== Extracted entries ==
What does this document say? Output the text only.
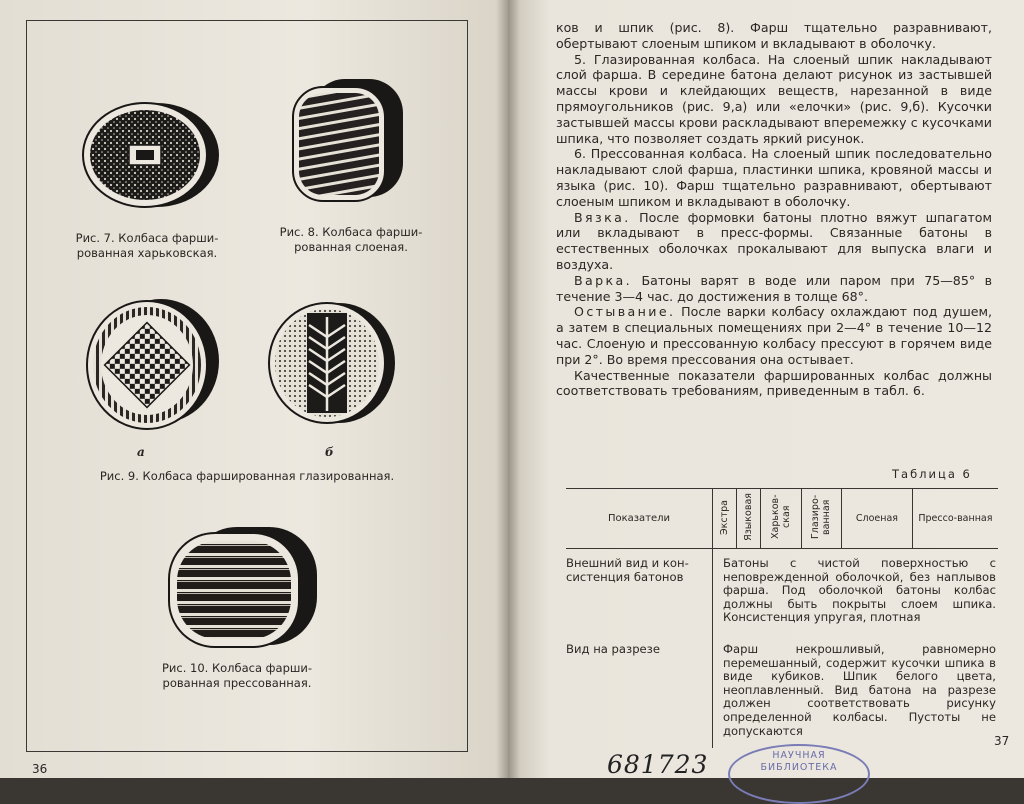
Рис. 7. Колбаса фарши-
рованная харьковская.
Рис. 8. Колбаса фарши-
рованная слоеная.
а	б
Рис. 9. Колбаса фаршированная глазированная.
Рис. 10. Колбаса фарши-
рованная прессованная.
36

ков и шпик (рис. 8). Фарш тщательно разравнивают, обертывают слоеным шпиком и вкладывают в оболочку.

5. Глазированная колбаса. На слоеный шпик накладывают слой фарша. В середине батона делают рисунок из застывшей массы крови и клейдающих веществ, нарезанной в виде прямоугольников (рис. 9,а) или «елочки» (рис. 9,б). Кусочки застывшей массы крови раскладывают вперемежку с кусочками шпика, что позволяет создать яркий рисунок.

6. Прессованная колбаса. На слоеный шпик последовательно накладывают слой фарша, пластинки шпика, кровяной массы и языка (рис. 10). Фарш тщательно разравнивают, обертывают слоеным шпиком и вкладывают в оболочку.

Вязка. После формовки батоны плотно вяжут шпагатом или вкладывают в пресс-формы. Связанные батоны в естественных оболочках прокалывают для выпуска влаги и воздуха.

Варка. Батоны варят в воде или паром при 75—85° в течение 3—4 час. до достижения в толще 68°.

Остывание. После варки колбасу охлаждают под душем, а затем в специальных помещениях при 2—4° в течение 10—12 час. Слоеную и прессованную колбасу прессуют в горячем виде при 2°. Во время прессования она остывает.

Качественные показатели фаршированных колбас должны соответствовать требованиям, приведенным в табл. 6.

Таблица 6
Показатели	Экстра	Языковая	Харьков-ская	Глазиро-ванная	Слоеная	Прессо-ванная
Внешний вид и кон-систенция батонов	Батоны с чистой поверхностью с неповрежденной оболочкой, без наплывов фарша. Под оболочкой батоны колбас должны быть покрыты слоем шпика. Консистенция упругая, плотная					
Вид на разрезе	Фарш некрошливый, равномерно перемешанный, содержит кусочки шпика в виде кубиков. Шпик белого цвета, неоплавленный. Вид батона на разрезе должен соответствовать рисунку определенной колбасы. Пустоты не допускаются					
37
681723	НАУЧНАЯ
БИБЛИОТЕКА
===
== Extracted entries ==
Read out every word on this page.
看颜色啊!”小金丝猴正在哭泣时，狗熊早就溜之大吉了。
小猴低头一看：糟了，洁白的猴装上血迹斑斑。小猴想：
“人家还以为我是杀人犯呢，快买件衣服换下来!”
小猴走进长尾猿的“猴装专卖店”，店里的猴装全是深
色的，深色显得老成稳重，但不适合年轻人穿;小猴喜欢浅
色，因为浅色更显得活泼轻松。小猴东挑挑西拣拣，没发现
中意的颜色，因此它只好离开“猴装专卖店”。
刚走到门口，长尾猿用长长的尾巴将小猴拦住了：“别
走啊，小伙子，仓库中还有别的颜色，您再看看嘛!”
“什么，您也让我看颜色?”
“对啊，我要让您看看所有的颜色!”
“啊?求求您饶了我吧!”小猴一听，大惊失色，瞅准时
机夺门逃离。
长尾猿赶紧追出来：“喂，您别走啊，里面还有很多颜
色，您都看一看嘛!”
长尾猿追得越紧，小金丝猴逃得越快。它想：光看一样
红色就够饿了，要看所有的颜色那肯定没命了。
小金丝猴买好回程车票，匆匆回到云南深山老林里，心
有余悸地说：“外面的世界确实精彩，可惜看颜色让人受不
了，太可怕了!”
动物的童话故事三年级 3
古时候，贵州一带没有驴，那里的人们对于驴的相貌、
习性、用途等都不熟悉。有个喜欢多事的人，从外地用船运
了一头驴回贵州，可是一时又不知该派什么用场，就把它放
===
State the number of lines in the preceding entries that include the word "соответствовать". Provide nothing else.

2